Extracts from a graphics dataset:

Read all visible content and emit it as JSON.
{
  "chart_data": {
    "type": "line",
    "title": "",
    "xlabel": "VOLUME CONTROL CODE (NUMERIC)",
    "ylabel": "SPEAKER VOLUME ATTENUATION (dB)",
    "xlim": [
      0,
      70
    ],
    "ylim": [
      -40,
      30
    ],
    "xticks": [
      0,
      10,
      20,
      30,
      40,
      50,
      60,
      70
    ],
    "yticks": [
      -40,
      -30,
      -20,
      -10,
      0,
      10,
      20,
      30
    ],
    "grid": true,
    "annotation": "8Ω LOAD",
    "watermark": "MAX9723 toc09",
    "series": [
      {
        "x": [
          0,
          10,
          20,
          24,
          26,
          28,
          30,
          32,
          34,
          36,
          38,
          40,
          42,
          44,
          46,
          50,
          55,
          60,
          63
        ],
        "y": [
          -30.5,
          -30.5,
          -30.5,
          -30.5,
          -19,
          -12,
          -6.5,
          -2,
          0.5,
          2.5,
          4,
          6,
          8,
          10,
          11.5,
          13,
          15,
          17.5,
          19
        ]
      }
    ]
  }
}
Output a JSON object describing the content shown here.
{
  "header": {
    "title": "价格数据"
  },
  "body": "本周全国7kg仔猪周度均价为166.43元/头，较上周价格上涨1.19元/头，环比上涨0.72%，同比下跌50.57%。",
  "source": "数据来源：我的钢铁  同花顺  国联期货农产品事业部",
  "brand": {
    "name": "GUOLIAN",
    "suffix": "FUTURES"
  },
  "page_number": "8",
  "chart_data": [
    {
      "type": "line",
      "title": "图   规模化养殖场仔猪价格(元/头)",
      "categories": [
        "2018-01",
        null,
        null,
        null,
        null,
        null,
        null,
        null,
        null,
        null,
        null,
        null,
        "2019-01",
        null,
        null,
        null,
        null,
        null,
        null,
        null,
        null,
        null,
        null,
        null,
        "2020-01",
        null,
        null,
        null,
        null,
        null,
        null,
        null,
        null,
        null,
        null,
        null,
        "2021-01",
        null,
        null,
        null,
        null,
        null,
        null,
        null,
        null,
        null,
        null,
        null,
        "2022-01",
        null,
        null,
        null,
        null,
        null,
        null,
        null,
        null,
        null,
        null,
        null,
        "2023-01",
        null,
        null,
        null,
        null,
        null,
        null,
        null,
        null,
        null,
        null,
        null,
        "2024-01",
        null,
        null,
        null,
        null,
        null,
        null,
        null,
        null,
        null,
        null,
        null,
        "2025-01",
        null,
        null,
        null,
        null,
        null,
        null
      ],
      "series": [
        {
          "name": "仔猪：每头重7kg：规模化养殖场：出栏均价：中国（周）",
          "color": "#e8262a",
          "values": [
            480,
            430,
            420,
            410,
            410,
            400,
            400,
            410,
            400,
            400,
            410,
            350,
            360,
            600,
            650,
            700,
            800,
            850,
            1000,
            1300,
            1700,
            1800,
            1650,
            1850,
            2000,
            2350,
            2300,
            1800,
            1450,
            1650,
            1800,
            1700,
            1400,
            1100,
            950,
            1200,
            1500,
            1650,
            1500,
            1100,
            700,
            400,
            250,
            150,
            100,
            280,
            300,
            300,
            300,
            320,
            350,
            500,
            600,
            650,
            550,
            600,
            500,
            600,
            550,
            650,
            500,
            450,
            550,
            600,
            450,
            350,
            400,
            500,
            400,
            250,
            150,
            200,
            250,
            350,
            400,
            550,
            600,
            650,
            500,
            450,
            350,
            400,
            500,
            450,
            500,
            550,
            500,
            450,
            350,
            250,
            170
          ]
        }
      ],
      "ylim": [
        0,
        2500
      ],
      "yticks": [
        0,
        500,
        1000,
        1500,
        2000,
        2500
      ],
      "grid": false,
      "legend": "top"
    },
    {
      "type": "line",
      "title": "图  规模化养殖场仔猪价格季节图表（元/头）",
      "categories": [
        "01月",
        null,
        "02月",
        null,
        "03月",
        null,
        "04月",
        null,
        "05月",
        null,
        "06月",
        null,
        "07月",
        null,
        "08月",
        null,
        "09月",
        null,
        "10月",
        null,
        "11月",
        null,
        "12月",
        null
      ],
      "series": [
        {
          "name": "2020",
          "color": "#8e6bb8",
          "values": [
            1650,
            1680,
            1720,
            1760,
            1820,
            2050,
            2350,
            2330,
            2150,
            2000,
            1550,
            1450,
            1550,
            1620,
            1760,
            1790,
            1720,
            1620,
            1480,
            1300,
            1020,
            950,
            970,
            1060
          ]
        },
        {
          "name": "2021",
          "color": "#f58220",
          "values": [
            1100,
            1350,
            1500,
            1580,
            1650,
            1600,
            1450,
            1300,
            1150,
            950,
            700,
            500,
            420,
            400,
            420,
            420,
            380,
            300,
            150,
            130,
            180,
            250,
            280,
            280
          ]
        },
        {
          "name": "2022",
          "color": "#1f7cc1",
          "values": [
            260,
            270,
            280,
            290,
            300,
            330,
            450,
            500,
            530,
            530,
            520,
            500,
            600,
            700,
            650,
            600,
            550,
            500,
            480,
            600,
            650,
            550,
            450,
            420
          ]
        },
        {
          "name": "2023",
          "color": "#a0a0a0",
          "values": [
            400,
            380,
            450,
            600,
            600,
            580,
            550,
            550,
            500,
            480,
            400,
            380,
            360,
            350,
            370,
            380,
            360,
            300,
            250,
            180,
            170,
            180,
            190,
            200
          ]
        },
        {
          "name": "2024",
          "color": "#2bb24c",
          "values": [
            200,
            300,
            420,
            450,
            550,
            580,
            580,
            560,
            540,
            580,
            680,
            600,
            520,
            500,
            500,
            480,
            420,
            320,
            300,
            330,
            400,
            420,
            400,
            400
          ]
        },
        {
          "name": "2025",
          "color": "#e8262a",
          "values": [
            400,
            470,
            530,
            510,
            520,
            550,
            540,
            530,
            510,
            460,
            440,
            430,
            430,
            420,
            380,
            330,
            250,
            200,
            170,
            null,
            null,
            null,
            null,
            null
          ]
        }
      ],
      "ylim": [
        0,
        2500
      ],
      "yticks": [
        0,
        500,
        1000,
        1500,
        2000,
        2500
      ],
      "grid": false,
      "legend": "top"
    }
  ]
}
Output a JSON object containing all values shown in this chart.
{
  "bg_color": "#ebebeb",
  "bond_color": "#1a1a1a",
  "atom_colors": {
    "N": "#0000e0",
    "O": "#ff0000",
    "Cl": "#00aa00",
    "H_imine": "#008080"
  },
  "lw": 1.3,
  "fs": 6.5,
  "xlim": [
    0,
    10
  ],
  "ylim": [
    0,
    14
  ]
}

## Stated problem
Of the lines in this listing, how many contain "Output"? Reply with the number and nothing more.

## Final result
2